§ **MATERIALS PROVIDED**:
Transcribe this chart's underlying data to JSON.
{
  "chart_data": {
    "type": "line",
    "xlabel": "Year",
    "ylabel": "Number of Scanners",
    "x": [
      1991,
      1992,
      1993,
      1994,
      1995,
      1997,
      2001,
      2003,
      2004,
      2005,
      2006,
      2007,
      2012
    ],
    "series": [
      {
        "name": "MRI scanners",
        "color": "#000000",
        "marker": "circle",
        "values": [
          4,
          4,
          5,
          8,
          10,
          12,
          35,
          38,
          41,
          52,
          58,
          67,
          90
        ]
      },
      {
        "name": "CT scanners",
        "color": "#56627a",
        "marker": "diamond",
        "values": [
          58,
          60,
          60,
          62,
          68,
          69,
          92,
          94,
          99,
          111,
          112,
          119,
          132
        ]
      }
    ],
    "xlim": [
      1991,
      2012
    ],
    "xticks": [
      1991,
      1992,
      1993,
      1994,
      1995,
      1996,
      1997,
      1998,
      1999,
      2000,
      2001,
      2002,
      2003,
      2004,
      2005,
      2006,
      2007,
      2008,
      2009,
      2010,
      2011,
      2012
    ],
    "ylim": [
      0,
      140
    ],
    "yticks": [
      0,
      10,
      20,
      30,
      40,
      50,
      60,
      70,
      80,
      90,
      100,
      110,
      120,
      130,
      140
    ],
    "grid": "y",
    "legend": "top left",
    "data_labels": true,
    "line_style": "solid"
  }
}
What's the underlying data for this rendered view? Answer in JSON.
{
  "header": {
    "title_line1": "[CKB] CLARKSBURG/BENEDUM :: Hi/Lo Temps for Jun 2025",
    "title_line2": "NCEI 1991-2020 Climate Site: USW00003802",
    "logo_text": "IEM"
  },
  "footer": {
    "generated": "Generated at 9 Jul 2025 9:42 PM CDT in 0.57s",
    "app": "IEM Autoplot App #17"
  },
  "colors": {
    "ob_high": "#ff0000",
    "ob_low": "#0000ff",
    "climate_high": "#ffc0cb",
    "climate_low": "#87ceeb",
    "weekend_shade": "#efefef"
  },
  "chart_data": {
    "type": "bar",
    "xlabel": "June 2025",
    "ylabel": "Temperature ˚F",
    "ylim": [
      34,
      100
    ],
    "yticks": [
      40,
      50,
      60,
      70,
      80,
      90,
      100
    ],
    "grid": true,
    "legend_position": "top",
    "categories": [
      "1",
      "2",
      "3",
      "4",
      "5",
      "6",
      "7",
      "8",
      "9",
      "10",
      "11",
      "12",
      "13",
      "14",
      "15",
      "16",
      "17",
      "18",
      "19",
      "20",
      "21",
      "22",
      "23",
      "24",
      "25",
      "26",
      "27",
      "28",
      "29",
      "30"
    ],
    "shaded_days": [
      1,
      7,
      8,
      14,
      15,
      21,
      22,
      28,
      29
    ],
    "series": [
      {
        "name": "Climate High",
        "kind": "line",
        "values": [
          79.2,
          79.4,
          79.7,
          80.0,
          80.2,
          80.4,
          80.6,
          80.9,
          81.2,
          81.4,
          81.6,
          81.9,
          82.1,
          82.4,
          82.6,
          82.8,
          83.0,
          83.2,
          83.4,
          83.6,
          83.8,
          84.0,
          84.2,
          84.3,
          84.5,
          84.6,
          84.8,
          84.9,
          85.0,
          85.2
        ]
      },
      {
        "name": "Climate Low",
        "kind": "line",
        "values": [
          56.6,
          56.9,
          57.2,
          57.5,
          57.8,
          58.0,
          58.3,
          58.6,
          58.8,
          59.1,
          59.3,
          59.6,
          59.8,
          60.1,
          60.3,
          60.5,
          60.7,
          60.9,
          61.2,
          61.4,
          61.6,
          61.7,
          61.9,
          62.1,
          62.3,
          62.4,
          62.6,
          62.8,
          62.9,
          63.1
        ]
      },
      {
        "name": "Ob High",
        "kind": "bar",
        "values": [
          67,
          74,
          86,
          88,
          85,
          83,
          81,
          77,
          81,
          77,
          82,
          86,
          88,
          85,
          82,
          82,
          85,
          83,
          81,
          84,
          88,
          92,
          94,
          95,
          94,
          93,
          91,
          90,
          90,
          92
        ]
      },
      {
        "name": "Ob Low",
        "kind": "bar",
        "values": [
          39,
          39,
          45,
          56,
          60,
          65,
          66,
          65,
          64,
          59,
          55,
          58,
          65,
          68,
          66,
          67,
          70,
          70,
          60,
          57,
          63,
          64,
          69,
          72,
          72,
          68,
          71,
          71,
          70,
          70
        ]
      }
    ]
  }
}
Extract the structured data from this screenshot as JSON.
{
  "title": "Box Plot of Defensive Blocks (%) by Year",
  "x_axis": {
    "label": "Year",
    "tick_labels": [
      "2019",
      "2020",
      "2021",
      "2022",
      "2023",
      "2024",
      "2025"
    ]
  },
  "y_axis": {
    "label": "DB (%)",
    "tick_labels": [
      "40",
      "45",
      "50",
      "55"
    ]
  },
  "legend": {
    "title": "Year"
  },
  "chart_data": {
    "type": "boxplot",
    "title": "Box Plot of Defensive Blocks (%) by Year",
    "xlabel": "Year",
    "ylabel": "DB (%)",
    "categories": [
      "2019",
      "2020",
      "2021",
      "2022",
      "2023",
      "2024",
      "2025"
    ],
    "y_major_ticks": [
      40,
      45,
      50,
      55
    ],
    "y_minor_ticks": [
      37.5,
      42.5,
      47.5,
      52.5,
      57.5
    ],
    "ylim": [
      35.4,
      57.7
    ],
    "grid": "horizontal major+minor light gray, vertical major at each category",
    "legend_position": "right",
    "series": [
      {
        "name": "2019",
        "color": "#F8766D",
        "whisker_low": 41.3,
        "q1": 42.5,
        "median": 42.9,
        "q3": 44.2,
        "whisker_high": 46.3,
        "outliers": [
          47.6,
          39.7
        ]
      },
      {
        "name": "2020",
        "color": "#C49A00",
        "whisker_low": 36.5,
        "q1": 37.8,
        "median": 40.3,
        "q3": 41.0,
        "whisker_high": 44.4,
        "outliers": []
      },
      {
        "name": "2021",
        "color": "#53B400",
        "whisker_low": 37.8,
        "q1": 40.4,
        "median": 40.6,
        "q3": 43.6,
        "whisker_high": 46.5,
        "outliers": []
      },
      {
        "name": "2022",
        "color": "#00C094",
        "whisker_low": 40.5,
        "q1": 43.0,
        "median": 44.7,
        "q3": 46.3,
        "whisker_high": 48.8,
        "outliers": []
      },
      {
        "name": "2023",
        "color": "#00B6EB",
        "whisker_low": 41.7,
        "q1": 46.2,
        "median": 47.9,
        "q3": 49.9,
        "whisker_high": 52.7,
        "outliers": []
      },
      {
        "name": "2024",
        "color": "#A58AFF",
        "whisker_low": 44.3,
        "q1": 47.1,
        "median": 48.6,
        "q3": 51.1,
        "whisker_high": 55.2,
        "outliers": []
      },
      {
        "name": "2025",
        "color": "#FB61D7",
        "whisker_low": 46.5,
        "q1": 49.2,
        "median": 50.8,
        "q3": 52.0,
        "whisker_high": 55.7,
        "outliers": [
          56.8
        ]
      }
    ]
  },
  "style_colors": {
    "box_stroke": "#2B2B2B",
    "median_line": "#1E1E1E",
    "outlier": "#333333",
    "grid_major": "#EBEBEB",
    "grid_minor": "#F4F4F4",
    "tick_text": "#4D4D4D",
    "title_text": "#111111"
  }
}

§ **WHAT NEEDS TO BE DONE**: Copy out the full set of records precisely, leaving nothing out.

§ **SOLUTION**:
Transcribe this chart's underlying data to JSON.
{
  "chart_data": {
    "type": "line",
    "xlabel": "Year",
    "ylabel": "Number of Scanners",
    "x": [
      1991,
      1992,
      1993,
      1994,
      1995,
      1997,
      2001,
      2003,
      2004,
      2005,
      2006,
      2007,
      2012
    ],
    "series": [
      {
        "name": "MRI scanners",
        "color": "#000000",
        "marker": "circle",
        "values": [
          4,
          4,
          5,
          8,
          10,
          12,
          35,
          38,
          41,
          52,
          58,
          67,
          90
        ]
      },
      {
        "name": "CT scanners",
        "color": "#56627a",
        "marker": "diamond",
        "values": [
          58,
          60,
          60,
          62,
          68,
          69,
          92,
          94,
          99,
          111,
          112,
          119,
          132
        ]
      }
    ],
    "xlim": [
      1991,
      2012
    ],
    "xticks": [
      1991,
      1992,
      1993,
      1994,
      1995,
      1996,
      1997,
      1998,
      1999,
      2000,
      2001,
      2002,
      2003,
      2004,
      2005,
      2006,
      2007,
      2008,
      2009,
      2010,
      2011,
      2012
    ],
    "ylim": [
      0,
      140
    ],
    "yticks": [
      0,
      10,
      20,
      30,
      40,
      50,
      60,
      70,
      80,
      90,
      100,
      110,
      120,
      130,
      140
    ],
    "grid": "y",
    "legend": "top left",
    "data_labels": true,
    "line_style": "solid"
  }
}
What's the underlying data for this rendered view? Answer in JSON.
{
  "header": {
    "title_line1": "[CKB] CLARKSBURG/BENEDUM :: Hi/Lo Temps for Jun 2025",
    "title_line2": "NCEI 1991-2020 Climate Site: USW00003802",
    "logo_text": "IEM"
  },
  "footer": {
    "generated": "Generated at 9 Jul 2025 9:42 PM CDT in 0.57s",
    "app": "IEM Autoplot App #17"
  },
  "colors": {
    "ob_high": "#ff0000",
    "ob_low": "#0000ff",
    "climate_high": "#ffc0cb",
    "climate_low": "#87ceeb",
    "weekend_shade": "#efefef"
  },
  "chart_data": {
    "type": "bar",
    "xlabel": "June 2025",
    "ylabel": "Temperature ˚F",
    "ylim": [
      34,
      100
    ],
    "yticks": [
      40,
      50,
      60,
      70,
      80,
      90,
      100
    ],
    "grid": true,
    "legend_position": "top",
    "categories": [
      "1",
      "2",
      "3",
      "4",
      "5",
      "6",
      "7",
      "8",
      "9",
      "10",
      "11",
      "12",
      "13",
      "14",
      "15",
      "16",
      "17",
      "18",
      "19",
      "20",
      "21",
      "22",
      "23",
      "24",
      "25",
      "26",
      "27",
      "28",
      "29",
      "30"
    ],
    "shaded_days": [
      1,
      7,
      8,
      14,
      15,
      21,
      22,
      28,
      29
    ],
    "series": [
      {
        "name": "Climate High",
        "kind": "line",
        "values": [
          79.2,
          79.4,
          79.7,
          80.0,
          80.2,
          80.4,
          80.6,
          80.9,
          81.2,
          81.4,
          81.6,
          81.9,
          82.1,
          82.4,
          82.6,
          82.8,
          83.0,
          83.2,
          83.4,
          83.6,
          83.8,
          84.0,
          84.2,
          84.3,
          84.5,
          84.6,
          84.8,
          84.9,
          85.0,
          85.2
        ]
      },
      {
        "name": "Climate Low",
        "kind": "line",
        "values": [
          56.6,
          56.9,
          57.2,
          57.5,
          57.8,
          58.0,
          58.3,
          58.6,
          58.8,
          59.1,
          59.3,
          59.6,
          59.8,
          60.1,
          60.3,
          60.5,
          60.7,
          60.9,
          61.2,
          61.4,
          61.6,
          61.7,
          61.9,
          62.1,
          62.3,
          62.4,
          62.6,
          62.8,
          62.9,
          63.1
        ]
      },
      {
        "name": "Ob High",
        "kind": "bar",
        "values": [
          67,
          74,
          86,
          88,
          85,
          83,
          81,
          77,
          81,
          77,
          82,
          86,
          88,
          85,
          82,
          82,
          85,
          83,
          81,
          84,
          88,
          92,
          94,
          95,
          94,
          93,
          91,
          90,
          90,
          92
        ]
      },
      {
        "name": "Ob Low",
        "kind": "bar",
        "values": [
          39,
          39,
          45,
          56,
          60,
          65,
          66,
          65,
          64,
          59,
          55,
          58,
          65,
          68,
          66,
          67,
          70,
          70,
          60,
          57,
          63,
          64,
          69,
          72,
          72,
          68,
          71,
          71,
          70,
          70
        ]
      }
    ]
  }
}
Extract the structured data from this screenshot as JSON.
{
  "title": "Box Plot of Defensive Blocks (%) by Year",
  "x_axis": {
    "label": "Year",
    "tick_labels": [
      "2019",
      "2020",
      "2021",
      "2022",
      "2023",
      "2024",
      "2025"
    ]
  },
  "y_axis": {
    "label": "DB (%)",
    "tick_labels": [
      "40",
      "45",
      "50",
      "55"
    ]
  },
  "legend": {
    "title": "Year"
  },
  "chart_data": {
    "type": "boxplot",
    "title": "Box Plot of Defensive Blocks (%) by Year",
    "xlabel": "Year",
    "ylabel": "DB (%)",
    "categories": [
      "2019",
      "2020",
      "2021",
      "2022",
      "2023",
      "2024",
      "2025"
    ],
    "y_major_ticks": [
      40,
      45,
      50,
      55
    ],
    "y_minor_ticks": [
      37.5,
      42.5,
      47.5,
      52.5,
      57.5
    ],
    "ylim": [
      35.4,
      57.7
    ],
    "grid": "horizontal major+minor light gray, vertical major at each category",
    "legend_position": "right",
    "series": [
      {
        "name": "2019",
        "color": "#F8766D",
        "whisker_low": 41.3,
        "q1": 42.5,
        "median": 42.9,
        "q3": 44.2,
        "whisker_high": 46.3,
        "outliers": [
          47.6,
          39.7
        ]
      },
      {
        "name": "2020",
        "color": "#C49A00",
        "whisker_low": 36.5,
        "q1": 37.8,
        "median": 40.3,
        "q3": 41.0,
        "whisker_high": 44.4,
        "outliers": []
      },
      {
        "name": "2021",
        "color": "#53B400",
        "whisker_low": 37.8,
        "q1": 40.4,
        "median": 40.6,
        "q3": 43.6,
        "whisker_high": 46.5,
        "outliers": []
      },
      {
        "name": "2022",
        "color": "#00C094",
        "whisker_low": 40.5,
        "q1": 43.0,
        "median": 44.7,
        "q3": 46.3,
        "whisker_high": 48.8,
        "outliers": []
      },
      {
        "name": "2023",
        "color": "#00B6EB",
        "whisker_low": 41.7,
        "q1": 46.2,
        "median": 47.9,
        "q3": 49.9,
        "whisker_high": 52.7,
        "outliers": []
      },
      {
        "name": "2024",
        "color": "#A58AFF",
        "whisker_low": 44.3,
        "q1": 47.1,
        "median": 48.6,
        "q3": 51.1,
        "whisker_high": 55.2,
        "outliers": []
      },
      {
        "name": "2025",
        "color": "#FB61D7",
        "whisker_low": 46.5,
        "q1": 49.2,
        "median": 50.8,
        "q3": 52.0,
        "whisker_high": 55.7,
        "outliers": [
          56.8
        ]
      }
    ]
  },
  "style_colors": {
    "box_stroke": "#2B2B2B",
    "median_line": "#1E1E1E",
    "outlier": "#333333",
    "grid_major": "#EBEBEB",
    "grid_minor": "#F4F4F4",
    "tick_text": "#4D4D4D",
    "title_text": "#111111"
  }
}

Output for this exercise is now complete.